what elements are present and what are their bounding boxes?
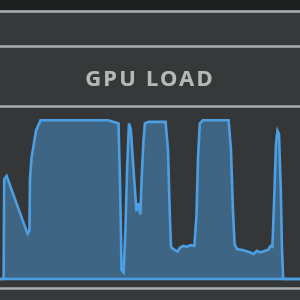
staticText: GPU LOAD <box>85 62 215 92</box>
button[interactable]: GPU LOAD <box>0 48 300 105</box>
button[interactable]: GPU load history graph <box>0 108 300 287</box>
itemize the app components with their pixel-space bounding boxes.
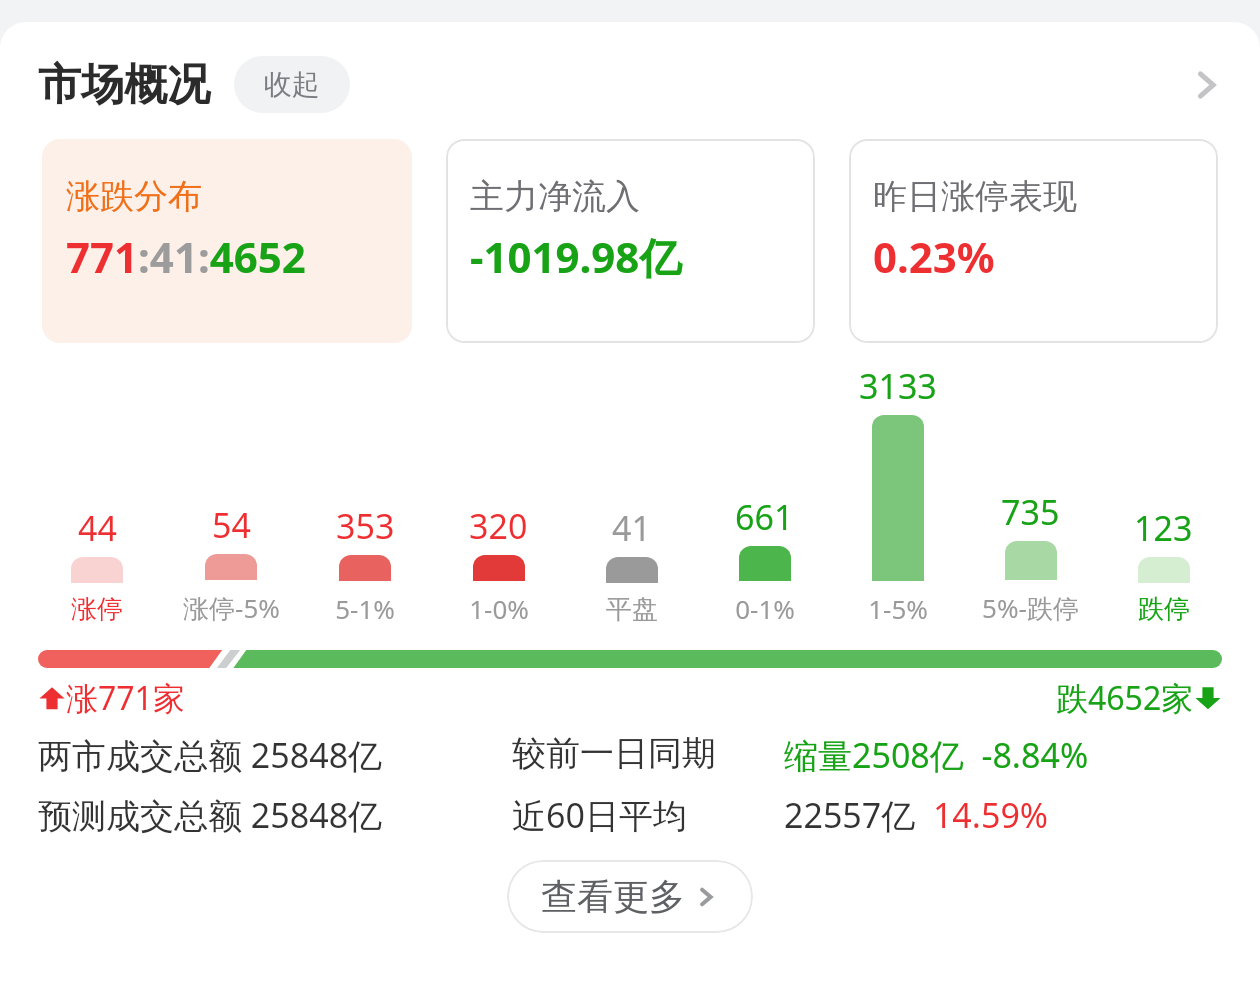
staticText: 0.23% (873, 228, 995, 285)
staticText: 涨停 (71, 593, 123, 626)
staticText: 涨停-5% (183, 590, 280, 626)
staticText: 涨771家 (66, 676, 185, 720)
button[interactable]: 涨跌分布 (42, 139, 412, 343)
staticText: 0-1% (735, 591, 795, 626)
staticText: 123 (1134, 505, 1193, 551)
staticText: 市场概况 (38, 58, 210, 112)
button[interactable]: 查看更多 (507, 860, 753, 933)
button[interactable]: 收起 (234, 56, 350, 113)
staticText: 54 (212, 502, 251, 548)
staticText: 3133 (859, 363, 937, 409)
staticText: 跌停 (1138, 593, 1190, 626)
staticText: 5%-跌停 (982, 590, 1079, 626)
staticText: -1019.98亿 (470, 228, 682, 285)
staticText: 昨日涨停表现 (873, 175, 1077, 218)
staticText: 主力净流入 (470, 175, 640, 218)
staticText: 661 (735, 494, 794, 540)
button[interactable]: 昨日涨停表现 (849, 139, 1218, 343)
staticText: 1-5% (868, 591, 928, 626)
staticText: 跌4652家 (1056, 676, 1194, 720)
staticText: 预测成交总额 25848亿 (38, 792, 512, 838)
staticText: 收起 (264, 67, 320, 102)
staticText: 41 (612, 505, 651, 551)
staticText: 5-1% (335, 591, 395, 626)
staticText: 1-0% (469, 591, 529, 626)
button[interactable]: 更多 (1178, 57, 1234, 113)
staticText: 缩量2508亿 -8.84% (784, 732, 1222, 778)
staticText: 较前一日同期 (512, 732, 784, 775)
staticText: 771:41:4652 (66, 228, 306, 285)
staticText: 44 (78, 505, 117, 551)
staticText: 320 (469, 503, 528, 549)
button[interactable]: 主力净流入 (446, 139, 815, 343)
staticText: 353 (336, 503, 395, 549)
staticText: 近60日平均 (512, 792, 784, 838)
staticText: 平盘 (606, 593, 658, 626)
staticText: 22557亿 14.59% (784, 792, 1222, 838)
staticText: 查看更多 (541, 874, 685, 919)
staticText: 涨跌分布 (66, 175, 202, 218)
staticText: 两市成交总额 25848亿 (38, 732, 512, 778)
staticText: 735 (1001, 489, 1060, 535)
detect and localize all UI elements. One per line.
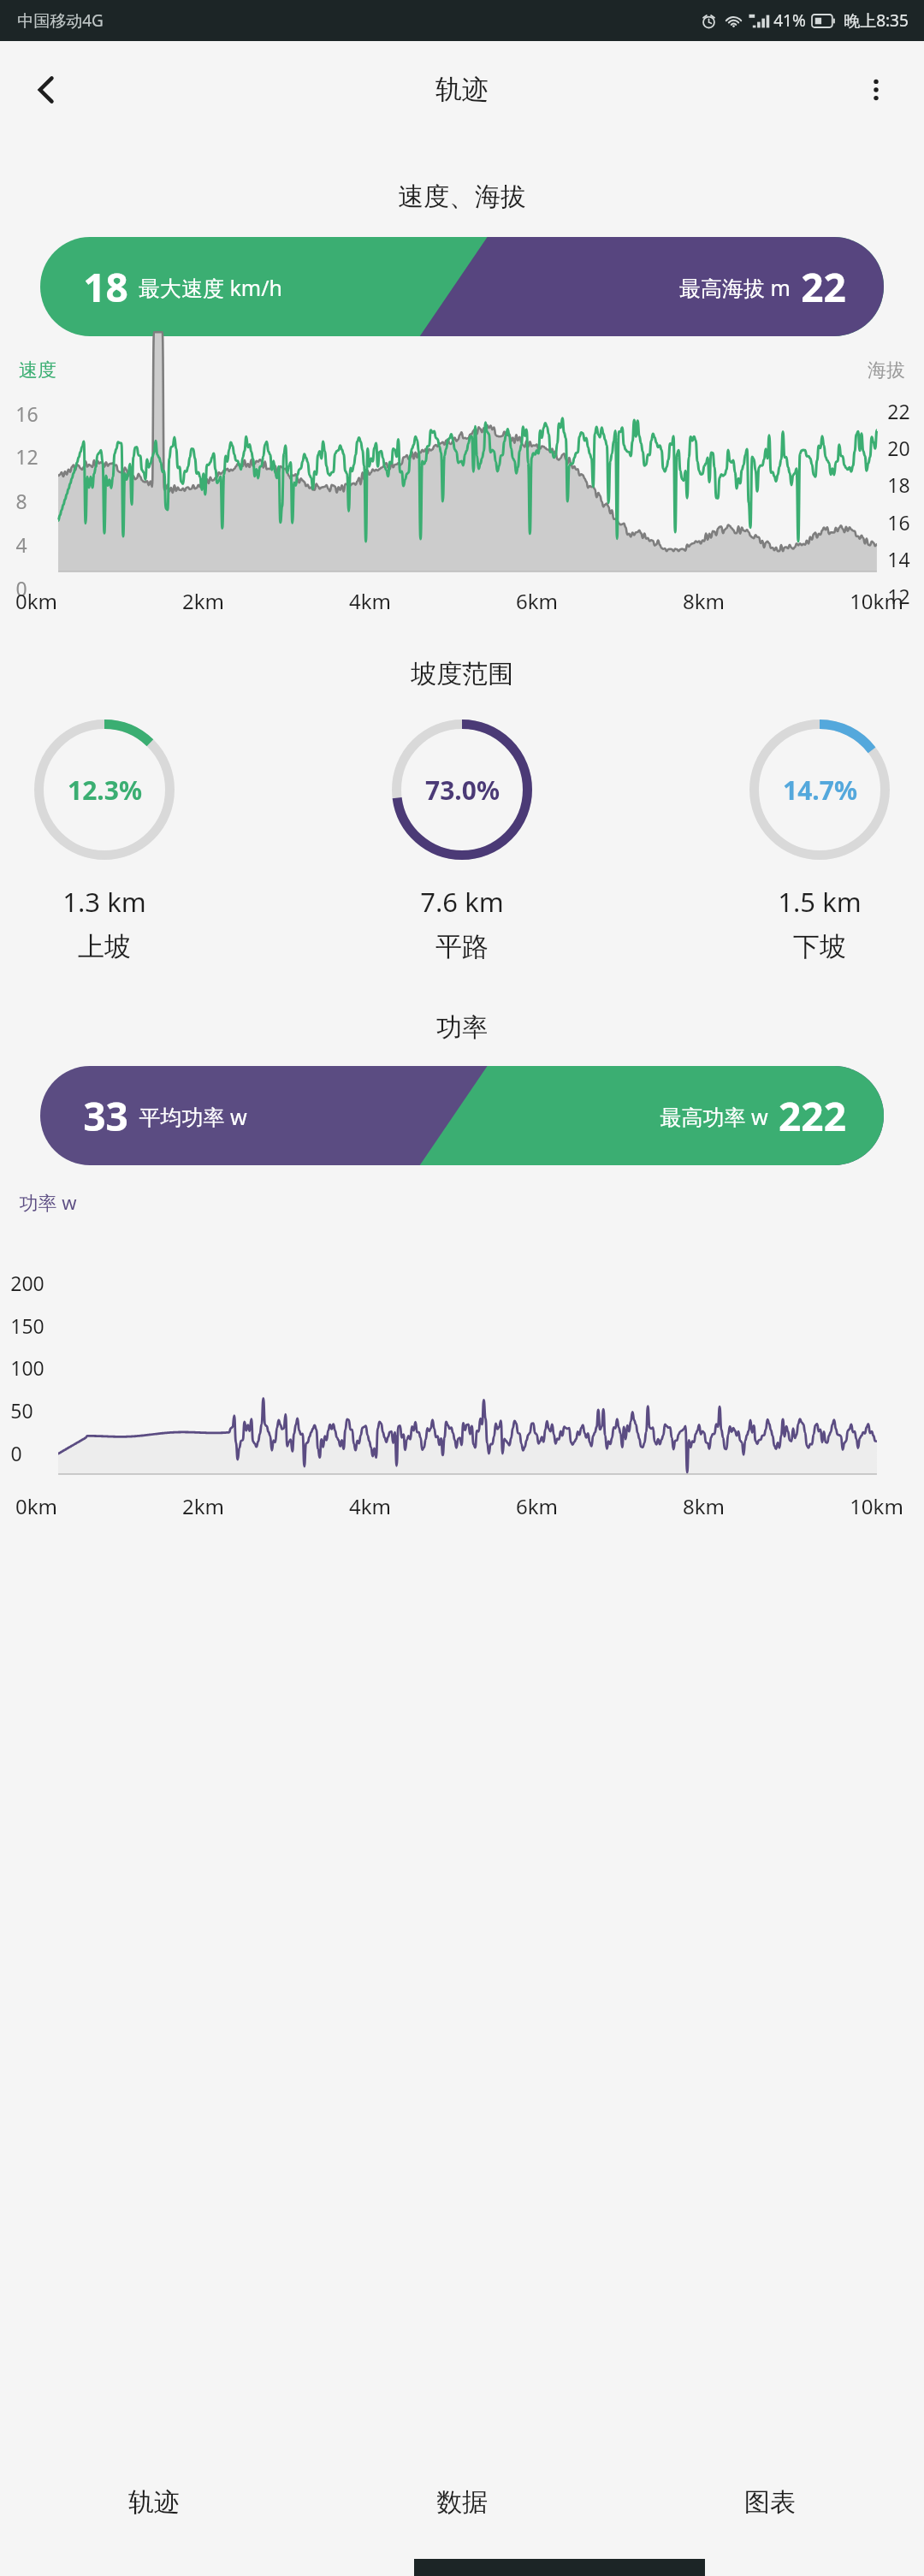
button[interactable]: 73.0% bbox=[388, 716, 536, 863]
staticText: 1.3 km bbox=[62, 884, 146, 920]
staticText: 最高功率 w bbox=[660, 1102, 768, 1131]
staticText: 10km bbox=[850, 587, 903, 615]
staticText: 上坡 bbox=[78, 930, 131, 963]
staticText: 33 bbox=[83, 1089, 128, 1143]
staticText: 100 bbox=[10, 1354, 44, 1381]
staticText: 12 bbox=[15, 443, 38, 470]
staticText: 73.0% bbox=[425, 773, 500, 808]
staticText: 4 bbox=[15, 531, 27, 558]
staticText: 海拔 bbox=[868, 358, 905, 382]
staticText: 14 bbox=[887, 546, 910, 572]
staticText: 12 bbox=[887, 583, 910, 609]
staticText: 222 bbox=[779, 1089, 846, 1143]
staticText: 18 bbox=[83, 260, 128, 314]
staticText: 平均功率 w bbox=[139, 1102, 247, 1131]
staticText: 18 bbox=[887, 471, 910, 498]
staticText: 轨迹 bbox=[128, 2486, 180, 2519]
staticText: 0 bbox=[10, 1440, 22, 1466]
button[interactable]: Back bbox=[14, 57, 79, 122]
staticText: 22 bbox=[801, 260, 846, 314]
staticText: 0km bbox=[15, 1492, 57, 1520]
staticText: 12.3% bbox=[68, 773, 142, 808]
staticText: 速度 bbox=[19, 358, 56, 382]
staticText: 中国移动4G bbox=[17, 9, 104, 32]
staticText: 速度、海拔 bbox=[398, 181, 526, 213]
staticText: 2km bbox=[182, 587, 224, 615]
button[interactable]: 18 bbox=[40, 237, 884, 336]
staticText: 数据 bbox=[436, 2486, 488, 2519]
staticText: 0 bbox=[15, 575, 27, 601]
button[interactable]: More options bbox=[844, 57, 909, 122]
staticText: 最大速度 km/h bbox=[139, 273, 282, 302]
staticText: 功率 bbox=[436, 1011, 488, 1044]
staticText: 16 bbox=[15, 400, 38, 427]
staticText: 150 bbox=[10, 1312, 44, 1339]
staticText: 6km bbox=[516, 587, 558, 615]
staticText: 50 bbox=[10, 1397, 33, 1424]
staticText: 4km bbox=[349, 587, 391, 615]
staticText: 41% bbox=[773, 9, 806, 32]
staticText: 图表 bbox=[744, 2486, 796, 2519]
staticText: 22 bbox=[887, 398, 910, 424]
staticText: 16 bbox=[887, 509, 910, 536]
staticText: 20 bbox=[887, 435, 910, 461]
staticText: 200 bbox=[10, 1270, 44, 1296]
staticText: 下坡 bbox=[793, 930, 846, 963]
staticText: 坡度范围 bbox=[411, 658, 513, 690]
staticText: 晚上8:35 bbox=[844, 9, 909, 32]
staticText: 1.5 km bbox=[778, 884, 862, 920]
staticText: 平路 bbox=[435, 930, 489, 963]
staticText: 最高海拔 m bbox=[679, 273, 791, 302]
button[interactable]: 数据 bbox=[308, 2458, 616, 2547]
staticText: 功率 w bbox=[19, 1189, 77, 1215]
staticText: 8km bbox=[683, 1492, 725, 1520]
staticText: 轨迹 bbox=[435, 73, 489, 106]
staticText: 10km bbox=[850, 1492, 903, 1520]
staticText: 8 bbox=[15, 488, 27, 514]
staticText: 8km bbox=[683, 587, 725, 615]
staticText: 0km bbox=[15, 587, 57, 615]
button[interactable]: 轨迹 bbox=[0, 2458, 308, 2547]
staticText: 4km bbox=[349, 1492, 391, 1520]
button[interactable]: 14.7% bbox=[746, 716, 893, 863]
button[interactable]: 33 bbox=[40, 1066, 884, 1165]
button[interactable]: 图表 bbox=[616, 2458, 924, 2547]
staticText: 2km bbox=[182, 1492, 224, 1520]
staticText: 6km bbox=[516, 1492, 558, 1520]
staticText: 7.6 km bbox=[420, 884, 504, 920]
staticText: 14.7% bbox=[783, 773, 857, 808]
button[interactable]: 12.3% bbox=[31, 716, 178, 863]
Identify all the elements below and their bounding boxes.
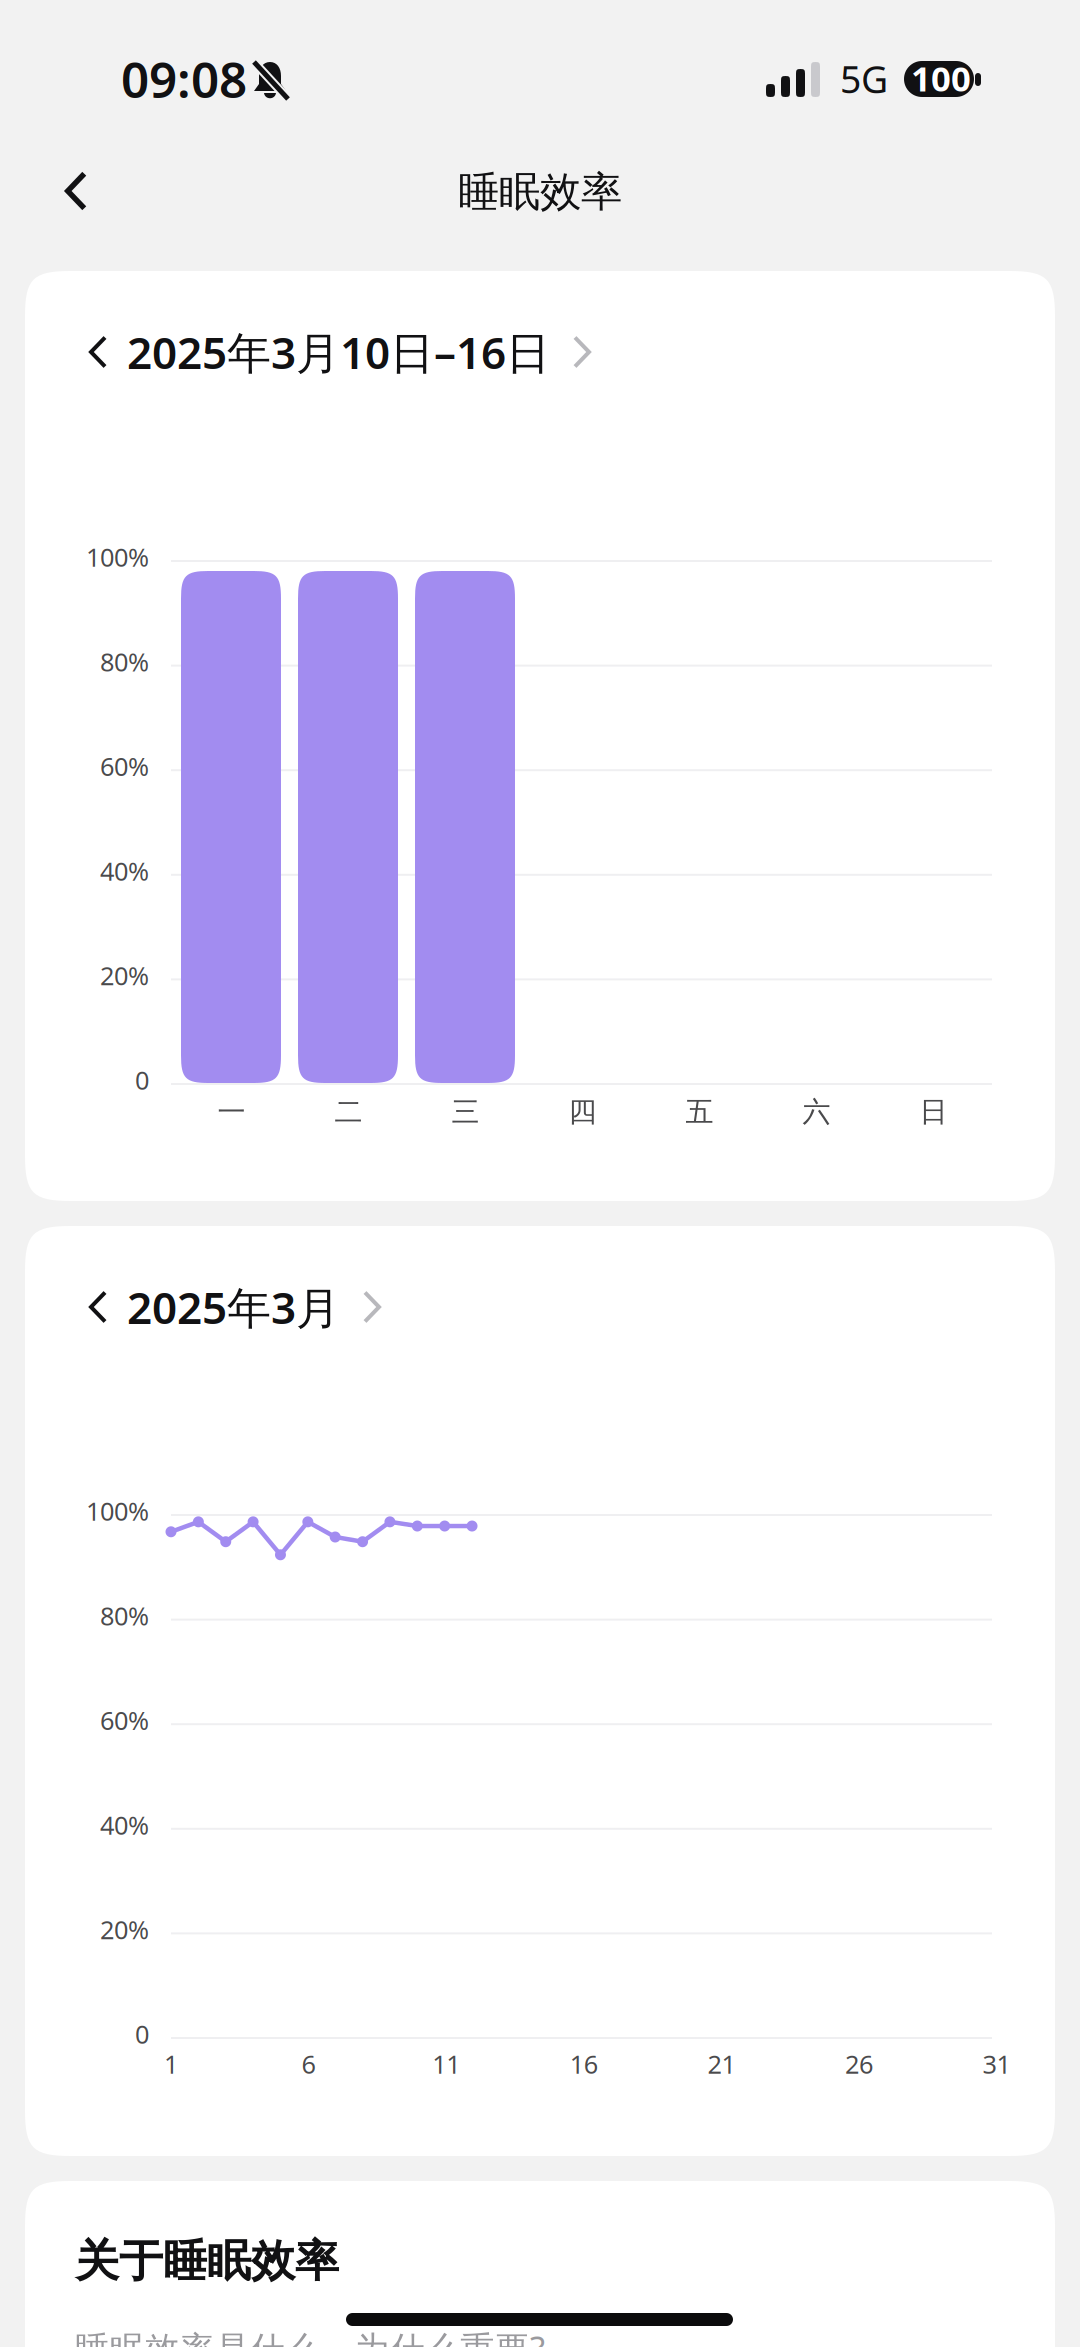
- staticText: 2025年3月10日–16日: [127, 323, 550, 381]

○ ○ ○ ○ ○ ○ ○

§ Directions for this task:
From the entries above, copy every line from the one containing "staticText: GPU LOAD <box>85 62 215 92</box>" down to the one containing "itemize the app", including both, with no changes.

§ Written solution:
staticText: GPU LOAD <box>85 62 215 92</box>
button[interactable]: GPU LOAD <box>0 48 300 105</box>
button[interactable]: GPU load history graph <box>0 108 300 287</box>
itemize the app components with their pixel-space bounding boxes.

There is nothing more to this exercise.